(REQUIREMENTS):
Filter the records below for the word "prestar". Copy each line that holds it.

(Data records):
════

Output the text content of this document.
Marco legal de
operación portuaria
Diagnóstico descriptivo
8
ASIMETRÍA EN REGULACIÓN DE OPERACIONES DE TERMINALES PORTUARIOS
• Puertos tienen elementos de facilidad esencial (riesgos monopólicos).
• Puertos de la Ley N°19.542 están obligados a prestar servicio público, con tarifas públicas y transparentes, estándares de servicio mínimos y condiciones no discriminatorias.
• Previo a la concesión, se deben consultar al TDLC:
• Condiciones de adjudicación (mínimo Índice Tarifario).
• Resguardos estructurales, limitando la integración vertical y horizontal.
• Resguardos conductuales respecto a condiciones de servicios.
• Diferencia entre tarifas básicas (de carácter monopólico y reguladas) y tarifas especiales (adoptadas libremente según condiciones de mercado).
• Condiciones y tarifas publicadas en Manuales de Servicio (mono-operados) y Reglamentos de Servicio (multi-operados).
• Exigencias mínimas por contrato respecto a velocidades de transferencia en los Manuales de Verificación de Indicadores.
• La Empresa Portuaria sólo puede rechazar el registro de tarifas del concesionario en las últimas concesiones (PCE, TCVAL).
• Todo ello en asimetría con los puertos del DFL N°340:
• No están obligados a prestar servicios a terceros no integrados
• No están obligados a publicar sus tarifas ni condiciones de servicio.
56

════

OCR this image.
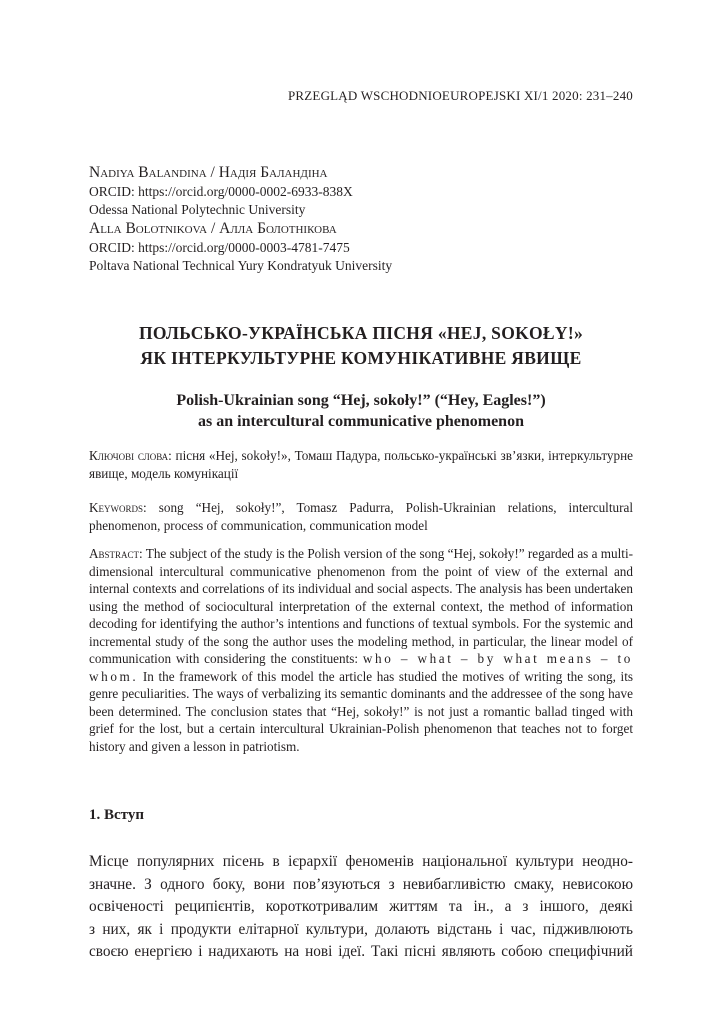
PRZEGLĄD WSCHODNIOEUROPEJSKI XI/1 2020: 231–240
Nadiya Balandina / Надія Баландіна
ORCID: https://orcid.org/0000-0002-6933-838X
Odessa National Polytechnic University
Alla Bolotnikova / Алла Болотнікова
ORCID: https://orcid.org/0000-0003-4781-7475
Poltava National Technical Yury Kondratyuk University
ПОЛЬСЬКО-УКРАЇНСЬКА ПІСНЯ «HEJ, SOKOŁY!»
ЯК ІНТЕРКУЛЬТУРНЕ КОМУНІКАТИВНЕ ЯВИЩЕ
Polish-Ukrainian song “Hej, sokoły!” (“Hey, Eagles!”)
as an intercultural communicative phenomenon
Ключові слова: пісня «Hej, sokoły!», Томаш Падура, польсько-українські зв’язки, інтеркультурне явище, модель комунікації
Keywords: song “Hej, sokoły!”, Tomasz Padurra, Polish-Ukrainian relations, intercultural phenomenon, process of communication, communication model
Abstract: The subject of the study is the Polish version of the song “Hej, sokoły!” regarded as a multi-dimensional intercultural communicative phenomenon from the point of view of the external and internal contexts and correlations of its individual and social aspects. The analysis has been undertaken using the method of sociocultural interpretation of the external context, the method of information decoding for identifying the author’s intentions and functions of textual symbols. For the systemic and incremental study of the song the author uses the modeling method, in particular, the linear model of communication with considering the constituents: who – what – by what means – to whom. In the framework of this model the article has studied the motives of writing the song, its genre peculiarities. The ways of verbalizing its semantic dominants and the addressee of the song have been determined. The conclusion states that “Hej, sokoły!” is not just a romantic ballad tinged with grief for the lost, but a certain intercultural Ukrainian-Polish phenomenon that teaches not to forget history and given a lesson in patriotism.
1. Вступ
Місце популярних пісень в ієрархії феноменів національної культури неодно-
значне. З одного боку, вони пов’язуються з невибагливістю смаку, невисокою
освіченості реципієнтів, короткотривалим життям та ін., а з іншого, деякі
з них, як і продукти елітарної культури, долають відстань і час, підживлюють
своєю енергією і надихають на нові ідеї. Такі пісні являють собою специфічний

════

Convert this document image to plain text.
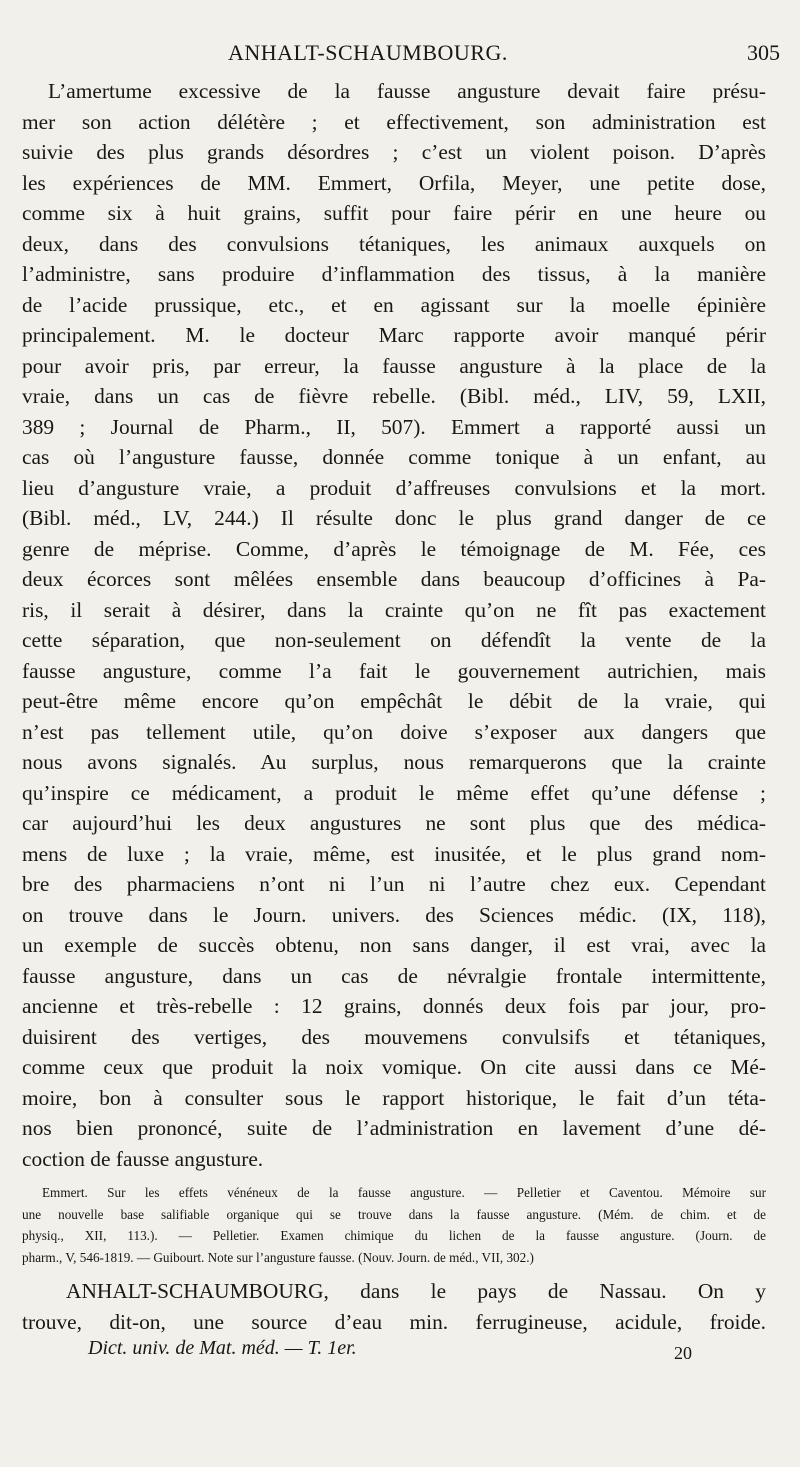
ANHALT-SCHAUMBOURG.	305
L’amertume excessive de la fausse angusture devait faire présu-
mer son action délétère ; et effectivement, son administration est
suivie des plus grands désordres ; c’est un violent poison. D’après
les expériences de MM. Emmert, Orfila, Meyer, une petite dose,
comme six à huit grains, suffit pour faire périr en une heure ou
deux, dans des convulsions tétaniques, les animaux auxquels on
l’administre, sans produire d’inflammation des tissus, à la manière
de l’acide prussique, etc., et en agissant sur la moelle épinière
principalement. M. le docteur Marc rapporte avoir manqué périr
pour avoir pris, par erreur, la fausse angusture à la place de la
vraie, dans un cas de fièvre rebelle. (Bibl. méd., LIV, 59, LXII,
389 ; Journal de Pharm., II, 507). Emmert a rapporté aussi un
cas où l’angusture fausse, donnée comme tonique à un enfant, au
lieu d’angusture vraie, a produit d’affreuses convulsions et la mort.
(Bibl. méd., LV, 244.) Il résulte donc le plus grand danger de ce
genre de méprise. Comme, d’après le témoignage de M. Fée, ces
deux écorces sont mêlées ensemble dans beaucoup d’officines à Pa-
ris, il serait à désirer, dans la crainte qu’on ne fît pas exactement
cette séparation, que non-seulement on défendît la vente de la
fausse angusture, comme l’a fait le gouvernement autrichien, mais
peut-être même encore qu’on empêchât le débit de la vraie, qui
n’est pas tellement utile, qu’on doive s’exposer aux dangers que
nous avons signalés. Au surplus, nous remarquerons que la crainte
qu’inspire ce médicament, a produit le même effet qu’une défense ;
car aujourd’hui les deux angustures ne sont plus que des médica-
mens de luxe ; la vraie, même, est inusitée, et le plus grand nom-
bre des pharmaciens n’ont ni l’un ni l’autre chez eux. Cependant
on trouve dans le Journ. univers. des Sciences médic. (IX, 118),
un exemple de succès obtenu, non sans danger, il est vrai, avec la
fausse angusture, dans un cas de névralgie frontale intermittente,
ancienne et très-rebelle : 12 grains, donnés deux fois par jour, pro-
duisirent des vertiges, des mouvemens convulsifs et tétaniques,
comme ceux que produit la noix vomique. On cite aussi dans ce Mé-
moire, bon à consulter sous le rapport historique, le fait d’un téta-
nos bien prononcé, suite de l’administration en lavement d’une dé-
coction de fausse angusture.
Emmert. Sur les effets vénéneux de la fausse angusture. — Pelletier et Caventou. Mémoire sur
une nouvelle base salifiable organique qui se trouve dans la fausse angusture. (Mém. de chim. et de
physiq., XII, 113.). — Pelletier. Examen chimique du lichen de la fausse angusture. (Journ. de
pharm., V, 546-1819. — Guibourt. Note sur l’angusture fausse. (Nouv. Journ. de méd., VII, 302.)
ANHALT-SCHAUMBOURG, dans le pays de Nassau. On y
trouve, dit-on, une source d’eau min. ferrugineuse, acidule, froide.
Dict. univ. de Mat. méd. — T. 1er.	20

════

(RESULT):
• Puertos de la Ley N°19.542 están obligados a prestar servicio público, con tarifas públicas y transparentes, estándares de servicio mínimos y condiciones no discriminatorias.
• No están obligados a prestar servicios a terceros no integrados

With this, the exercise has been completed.